• Problem: Select every line containing the word "thermometer" from the material, and copy those lines.

☆ ☆ ☆ ☆

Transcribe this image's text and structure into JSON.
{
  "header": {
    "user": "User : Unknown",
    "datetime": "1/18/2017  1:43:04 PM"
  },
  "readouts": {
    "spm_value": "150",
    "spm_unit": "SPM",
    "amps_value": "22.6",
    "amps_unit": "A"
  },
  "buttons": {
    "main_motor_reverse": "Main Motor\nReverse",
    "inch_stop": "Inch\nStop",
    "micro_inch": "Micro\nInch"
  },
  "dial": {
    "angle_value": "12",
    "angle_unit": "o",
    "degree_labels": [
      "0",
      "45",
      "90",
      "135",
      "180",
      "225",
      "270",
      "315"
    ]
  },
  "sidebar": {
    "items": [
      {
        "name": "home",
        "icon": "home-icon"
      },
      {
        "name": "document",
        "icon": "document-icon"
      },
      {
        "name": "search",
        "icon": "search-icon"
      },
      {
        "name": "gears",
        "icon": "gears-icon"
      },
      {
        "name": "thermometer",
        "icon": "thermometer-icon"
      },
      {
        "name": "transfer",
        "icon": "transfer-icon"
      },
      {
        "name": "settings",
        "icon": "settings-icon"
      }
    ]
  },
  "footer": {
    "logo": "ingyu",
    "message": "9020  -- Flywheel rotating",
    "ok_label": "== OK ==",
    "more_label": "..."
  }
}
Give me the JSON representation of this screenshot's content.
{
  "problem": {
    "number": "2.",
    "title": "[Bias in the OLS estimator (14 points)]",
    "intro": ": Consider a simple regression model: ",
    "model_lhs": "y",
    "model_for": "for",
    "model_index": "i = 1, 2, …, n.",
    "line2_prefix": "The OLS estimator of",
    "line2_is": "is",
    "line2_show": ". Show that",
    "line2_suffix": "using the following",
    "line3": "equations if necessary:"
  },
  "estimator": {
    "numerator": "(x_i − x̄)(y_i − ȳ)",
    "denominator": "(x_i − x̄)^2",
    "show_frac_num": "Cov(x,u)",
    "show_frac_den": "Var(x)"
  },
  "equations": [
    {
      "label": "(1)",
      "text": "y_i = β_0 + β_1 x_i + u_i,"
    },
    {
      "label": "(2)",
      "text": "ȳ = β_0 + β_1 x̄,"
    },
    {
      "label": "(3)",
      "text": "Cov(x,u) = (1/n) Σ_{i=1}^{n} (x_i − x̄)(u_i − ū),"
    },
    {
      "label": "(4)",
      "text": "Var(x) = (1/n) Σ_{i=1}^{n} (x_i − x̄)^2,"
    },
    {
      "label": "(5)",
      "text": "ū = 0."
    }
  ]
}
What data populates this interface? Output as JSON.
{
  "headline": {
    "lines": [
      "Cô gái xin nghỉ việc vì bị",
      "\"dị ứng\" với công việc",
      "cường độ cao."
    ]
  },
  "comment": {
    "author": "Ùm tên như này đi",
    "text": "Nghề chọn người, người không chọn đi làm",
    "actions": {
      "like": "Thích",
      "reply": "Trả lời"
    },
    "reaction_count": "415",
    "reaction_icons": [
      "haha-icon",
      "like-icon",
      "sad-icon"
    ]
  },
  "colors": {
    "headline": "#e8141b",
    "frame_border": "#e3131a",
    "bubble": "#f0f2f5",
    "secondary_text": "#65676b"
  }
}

☆ ☆ ☆ ☆

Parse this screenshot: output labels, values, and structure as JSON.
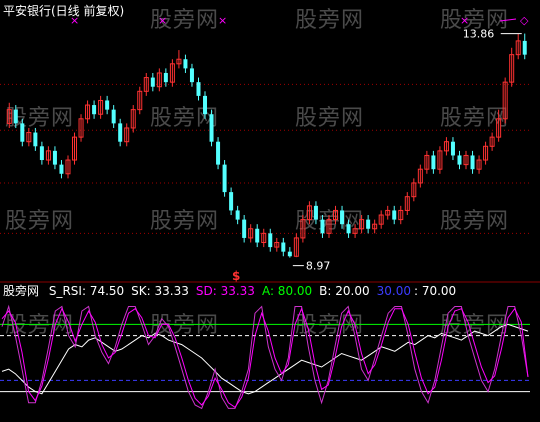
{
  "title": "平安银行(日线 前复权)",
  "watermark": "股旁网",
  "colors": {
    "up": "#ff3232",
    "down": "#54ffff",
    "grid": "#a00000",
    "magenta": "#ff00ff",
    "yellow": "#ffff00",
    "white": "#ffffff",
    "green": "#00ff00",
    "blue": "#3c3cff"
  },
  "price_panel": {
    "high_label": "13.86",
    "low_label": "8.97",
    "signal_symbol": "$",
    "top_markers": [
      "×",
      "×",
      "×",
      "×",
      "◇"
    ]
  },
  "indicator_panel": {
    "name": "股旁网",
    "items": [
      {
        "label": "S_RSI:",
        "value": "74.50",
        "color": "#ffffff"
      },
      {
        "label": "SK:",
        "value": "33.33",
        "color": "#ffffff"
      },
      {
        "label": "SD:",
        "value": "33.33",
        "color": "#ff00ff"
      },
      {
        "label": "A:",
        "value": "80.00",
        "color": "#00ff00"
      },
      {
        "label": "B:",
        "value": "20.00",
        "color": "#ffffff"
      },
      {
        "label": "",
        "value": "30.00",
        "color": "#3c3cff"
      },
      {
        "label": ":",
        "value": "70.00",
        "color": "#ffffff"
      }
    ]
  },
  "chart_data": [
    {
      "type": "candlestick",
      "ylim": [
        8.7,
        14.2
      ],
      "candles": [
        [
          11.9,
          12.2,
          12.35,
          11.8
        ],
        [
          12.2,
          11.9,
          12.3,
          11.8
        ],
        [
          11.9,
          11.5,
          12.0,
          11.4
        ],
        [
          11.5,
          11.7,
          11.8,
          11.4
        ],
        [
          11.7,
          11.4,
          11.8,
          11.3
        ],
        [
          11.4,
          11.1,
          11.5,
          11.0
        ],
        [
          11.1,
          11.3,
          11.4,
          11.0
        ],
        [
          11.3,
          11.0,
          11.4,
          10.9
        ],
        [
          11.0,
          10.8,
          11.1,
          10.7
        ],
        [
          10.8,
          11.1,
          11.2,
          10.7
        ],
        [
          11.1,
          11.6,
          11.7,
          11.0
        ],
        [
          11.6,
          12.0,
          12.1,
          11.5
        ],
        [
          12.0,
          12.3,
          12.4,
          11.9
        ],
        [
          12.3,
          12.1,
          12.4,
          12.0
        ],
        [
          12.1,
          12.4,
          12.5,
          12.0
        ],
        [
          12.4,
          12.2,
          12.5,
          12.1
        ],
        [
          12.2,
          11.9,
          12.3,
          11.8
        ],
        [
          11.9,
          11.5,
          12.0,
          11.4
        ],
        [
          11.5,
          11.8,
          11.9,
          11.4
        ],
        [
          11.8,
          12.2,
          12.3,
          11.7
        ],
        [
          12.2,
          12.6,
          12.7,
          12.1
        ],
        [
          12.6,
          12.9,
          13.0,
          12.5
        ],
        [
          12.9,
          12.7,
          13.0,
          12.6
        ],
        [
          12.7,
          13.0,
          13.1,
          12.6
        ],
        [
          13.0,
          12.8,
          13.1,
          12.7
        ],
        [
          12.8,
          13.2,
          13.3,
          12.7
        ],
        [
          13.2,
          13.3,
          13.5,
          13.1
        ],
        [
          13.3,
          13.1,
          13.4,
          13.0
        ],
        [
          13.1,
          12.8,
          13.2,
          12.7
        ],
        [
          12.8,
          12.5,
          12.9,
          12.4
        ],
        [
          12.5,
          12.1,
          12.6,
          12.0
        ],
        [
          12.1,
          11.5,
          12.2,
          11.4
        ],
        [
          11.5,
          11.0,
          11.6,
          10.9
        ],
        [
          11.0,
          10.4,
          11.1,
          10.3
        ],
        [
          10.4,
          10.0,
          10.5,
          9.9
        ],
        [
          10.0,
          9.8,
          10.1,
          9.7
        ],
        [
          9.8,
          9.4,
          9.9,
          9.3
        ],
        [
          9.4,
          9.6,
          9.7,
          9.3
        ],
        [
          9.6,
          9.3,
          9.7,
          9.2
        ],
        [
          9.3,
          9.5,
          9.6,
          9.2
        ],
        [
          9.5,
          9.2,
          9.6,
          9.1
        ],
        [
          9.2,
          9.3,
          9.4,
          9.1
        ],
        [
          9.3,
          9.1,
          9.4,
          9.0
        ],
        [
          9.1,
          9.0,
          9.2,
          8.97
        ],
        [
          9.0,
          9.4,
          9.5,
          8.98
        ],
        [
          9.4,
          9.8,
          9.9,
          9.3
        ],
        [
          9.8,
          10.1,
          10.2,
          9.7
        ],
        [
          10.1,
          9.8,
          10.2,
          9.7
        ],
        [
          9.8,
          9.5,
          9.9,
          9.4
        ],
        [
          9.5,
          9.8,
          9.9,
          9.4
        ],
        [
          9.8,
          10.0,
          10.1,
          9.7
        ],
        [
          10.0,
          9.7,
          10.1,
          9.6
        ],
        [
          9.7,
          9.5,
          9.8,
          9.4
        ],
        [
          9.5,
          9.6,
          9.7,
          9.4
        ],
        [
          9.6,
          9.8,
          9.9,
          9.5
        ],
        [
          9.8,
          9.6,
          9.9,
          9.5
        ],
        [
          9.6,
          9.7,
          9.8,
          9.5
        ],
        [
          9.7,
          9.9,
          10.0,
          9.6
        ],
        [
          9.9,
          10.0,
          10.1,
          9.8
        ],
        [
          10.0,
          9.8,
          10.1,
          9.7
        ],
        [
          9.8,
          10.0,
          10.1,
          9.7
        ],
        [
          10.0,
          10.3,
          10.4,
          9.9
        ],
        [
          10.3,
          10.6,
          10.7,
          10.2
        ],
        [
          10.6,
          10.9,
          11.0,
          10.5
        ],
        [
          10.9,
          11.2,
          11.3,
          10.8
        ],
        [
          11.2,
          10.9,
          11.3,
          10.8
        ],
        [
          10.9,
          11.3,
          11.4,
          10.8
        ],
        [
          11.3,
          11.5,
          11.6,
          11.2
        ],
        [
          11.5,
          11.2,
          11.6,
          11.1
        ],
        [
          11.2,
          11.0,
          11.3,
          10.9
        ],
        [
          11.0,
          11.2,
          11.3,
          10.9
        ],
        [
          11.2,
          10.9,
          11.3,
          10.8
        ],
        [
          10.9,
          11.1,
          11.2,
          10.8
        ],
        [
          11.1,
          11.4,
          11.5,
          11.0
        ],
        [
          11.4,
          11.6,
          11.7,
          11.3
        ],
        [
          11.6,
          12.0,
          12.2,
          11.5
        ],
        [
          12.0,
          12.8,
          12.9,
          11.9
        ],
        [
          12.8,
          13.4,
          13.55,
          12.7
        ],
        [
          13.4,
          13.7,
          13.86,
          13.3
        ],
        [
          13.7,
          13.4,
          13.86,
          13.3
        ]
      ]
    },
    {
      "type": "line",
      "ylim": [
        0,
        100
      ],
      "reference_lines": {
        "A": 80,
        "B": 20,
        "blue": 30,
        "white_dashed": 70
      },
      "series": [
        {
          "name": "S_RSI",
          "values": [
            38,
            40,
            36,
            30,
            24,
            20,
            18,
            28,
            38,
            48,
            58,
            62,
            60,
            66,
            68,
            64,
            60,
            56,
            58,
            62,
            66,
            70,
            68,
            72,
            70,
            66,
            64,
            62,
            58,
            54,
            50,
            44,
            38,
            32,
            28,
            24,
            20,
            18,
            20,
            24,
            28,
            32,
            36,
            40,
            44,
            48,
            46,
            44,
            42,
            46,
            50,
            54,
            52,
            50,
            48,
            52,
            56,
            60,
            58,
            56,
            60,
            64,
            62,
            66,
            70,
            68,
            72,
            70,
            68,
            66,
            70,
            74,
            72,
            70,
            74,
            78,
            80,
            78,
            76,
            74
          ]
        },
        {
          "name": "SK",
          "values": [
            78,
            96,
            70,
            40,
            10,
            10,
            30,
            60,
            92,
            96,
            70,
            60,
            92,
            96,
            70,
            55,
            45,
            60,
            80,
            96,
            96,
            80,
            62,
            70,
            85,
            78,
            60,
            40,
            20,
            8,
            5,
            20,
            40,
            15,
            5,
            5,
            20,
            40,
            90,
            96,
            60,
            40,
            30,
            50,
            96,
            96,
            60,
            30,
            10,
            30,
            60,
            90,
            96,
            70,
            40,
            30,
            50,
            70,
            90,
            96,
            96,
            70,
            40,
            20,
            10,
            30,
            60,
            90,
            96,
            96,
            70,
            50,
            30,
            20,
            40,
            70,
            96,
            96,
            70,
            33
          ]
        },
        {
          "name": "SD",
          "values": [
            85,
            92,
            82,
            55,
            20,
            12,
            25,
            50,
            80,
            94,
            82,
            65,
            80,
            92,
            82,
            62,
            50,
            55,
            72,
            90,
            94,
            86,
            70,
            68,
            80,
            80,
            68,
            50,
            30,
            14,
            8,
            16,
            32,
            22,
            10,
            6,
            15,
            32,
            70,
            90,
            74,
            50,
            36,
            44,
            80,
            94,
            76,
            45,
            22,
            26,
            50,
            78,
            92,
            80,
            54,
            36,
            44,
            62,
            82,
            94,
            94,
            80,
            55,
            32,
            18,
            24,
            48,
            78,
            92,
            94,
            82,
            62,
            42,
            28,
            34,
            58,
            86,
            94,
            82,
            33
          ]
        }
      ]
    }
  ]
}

☆ ☆ ☆ ☆

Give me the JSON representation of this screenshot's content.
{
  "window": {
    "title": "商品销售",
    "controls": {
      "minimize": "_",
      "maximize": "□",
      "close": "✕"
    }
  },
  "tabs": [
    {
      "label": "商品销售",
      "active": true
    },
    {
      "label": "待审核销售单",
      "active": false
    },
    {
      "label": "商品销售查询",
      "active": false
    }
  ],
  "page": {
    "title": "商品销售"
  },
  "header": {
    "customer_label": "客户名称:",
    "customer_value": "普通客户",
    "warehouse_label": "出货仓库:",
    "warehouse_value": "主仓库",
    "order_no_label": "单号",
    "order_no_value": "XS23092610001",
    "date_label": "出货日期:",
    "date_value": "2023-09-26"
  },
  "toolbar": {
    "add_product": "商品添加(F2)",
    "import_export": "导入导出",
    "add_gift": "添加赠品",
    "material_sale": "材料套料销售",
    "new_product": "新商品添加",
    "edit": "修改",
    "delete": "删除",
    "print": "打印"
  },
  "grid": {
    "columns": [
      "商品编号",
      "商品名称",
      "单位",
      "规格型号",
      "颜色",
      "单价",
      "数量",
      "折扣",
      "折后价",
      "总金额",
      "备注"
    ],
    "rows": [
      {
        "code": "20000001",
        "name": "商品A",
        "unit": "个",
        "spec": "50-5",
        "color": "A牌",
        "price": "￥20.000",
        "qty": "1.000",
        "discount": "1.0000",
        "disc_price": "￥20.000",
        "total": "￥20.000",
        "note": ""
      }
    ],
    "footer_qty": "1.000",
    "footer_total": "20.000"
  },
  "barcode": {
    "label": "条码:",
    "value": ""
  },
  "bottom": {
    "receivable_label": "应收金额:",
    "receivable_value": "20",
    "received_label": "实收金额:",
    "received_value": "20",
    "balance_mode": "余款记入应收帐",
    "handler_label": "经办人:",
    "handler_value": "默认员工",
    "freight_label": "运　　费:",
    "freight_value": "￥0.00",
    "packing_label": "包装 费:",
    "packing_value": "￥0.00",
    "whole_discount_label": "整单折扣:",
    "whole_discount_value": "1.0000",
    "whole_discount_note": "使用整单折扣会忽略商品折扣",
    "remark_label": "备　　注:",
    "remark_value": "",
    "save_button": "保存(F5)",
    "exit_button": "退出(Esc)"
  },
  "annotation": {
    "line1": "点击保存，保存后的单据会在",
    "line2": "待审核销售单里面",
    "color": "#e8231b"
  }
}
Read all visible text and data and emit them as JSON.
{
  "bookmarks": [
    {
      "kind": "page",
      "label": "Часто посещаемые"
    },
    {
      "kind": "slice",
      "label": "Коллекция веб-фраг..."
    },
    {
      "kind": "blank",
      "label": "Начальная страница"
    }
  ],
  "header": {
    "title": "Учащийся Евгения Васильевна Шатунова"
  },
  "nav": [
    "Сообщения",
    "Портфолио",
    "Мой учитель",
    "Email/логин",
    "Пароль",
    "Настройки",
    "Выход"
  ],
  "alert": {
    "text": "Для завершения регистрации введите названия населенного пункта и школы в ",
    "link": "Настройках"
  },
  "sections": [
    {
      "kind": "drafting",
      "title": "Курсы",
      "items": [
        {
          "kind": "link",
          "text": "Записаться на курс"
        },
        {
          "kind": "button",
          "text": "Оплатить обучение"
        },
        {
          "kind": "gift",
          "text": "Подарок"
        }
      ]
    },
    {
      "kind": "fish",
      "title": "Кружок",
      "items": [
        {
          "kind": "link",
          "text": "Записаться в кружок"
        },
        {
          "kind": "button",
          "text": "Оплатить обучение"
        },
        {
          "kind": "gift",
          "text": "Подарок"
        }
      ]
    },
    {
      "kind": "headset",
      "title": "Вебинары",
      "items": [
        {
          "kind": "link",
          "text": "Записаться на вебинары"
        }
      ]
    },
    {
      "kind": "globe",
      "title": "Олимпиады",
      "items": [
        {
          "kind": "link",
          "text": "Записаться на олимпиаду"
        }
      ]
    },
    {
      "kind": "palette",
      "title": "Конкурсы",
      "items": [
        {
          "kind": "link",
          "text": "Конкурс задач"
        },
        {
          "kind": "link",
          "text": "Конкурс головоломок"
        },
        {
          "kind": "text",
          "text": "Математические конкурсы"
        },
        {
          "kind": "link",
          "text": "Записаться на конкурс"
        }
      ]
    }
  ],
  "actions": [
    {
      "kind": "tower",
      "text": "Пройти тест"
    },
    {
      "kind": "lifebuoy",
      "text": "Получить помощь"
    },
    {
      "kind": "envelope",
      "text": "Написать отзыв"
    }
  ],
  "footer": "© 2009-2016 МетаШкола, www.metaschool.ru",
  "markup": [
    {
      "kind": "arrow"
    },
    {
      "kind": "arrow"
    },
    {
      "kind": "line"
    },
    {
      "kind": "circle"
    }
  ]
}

☆ ☆ ☆ ☆

• Solution to this problem:
        "name": "thermometer",
        "icon": "thermometer-icon"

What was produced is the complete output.